Output the data below in full, byte for byte. Nothing may differ.

Dataset entries
====

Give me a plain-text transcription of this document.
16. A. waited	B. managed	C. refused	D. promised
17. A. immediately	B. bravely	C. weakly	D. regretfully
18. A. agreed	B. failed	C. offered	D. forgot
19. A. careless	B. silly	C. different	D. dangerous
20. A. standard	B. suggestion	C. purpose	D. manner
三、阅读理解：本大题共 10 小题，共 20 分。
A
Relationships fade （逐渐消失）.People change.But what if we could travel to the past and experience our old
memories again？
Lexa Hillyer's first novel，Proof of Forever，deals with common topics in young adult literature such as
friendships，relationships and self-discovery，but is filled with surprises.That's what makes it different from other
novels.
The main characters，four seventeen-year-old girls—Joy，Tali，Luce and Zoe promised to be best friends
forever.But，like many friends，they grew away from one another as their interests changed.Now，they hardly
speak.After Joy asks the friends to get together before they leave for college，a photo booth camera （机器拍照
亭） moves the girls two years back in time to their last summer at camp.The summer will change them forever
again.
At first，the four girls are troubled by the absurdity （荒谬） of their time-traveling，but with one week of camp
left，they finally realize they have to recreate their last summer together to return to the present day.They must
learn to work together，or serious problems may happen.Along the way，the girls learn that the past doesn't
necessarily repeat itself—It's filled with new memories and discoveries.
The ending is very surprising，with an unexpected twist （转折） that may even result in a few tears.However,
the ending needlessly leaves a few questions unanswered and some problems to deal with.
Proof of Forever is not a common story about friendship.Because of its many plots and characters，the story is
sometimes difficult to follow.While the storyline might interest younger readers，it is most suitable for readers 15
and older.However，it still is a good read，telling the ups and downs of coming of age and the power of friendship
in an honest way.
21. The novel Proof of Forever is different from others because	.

====

__EXERCISE RESULT__
Give me a plain-text transcription of this document.
16. A. waited	B. managed	C. refused	D. promised
17. A. immediately	B. bravely	C. weakly	D. regretfully
18. A. agreed	B. failed	C. offered	D. forgot
19. A. careless	B. silly	C. different	D. dangerous
20. A. standard	B. suggestion	C. purpose	D. manner
三、阅读理解：本大题共 10 小题，共 20 分。
A
Relationships fade （逐渐消失）.People change.But what if we could travel to the past and experience our old
memories again？
Lexa Hillyer's first novel，Proof of Forever，deals with common topics in young adult literature such as
friendships，relationships and self-discovery，but is filled with surprises.That's what makes it different from other
novels.
The main characters，four seventeen-year-old girls—Joy，Tali，Luce and Zoe promised to be best friends
forever.But，like many friends，they grew away from one another as their interests changed.Now，they hardly
speak.After Joy asks the friends to get together before they leave for college，a photo booth camera （机器拍照
亭） moves the girls two years back in time to their last summer at camp.The summer will change them forever
again.
At first，the four girls are troubled by the absurdity （荒谬） of their time-traveling，but with one week of camp
left，they finally realize they have to recreate their last summer together to return to the present day.They must
learn to work together，or serious problems may happen.Along the way，the girls learn that the past doesn't
necessarily repeat itself—It's filled with new memories and discoveries.
The ending is very surprising，with an unexpected twist （转折） that may even result in a few tears.However,
the ending needlessly leaves a few questions unanswered and some problems to deal with.
Proof of Forever is not a common story about friendship.Because of its many plots and characters，the story is
sometimes difficult to follow.While the storyline might interest younger readers，it is most suitable for readers 15
and older.However，it still is a good read，telling the ups and downs of coming of age and the power of friendship
in an honest way.
21. The novel Proof of Forever is different from others because	.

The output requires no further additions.